Raw records —
● ● ● ●
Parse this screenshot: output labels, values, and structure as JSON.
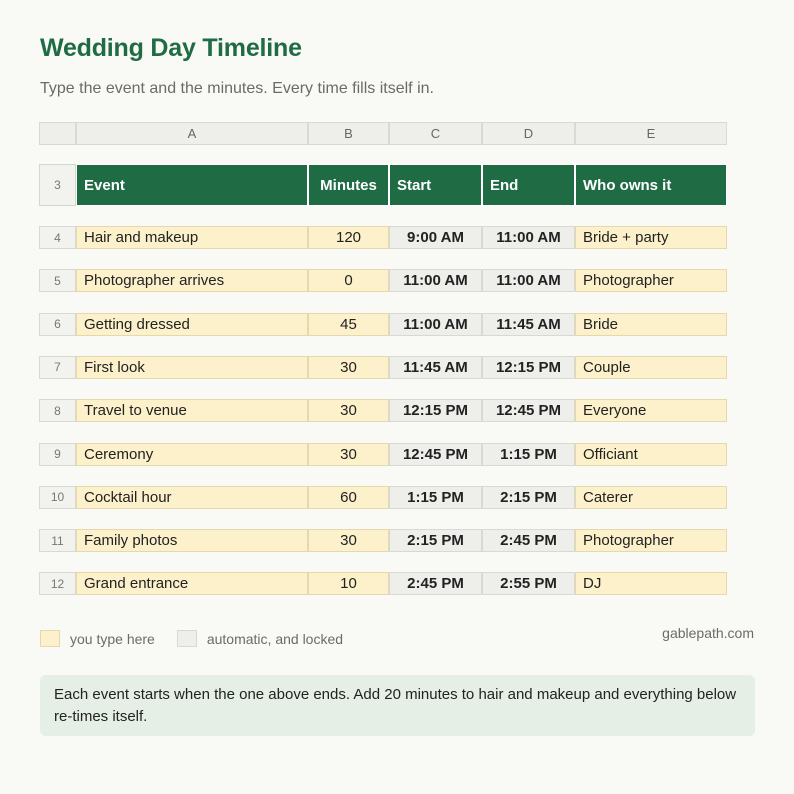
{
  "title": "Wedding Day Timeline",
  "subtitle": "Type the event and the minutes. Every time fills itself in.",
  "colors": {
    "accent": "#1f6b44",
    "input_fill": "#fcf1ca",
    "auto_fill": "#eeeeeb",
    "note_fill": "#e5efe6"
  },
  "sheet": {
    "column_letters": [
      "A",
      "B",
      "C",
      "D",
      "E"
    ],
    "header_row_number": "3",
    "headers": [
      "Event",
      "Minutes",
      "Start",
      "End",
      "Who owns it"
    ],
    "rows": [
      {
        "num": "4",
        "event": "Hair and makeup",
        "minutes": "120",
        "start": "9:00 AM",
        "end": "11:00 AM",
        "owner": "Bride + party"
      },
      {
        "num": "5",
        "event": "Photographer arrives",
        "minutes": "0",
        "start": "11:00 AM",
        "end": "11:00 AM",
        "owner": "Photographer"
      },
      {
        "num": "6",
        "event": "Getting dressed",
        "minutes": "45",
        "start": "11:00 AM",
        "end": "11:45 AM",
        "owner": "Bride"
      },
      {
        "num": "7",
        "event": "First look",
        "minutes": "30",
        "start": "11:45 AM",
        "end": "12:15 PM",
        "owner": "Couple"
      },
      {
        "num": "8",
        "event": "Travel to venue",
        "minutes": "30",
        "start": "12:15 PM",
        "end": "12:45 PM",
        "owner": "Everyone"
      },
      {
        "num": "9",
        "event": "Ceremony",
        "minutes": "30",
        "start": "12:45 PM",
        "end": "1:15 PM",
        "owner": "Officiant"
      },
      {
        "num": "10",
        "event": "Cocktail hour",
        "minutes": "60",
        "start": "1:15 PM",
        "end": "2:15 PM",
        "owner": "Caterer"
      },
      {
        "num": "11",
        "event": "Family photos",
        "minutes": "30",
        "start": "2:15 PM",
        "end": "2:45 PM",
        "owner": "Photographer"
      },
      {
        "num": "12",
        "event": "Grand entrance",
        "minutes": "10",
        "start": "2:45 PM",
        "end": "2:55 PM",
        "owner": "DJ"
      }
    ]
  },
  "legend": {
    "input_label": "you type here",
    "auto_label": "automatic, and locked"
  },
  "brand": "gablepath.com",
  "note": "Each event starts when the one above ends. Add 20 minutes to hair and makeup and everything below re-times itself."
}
● ● ● ●
Requirements — Tally up the lines in the preceding listing that contain the string "owner". Respond with the number and nothing else.

Complete answer — 9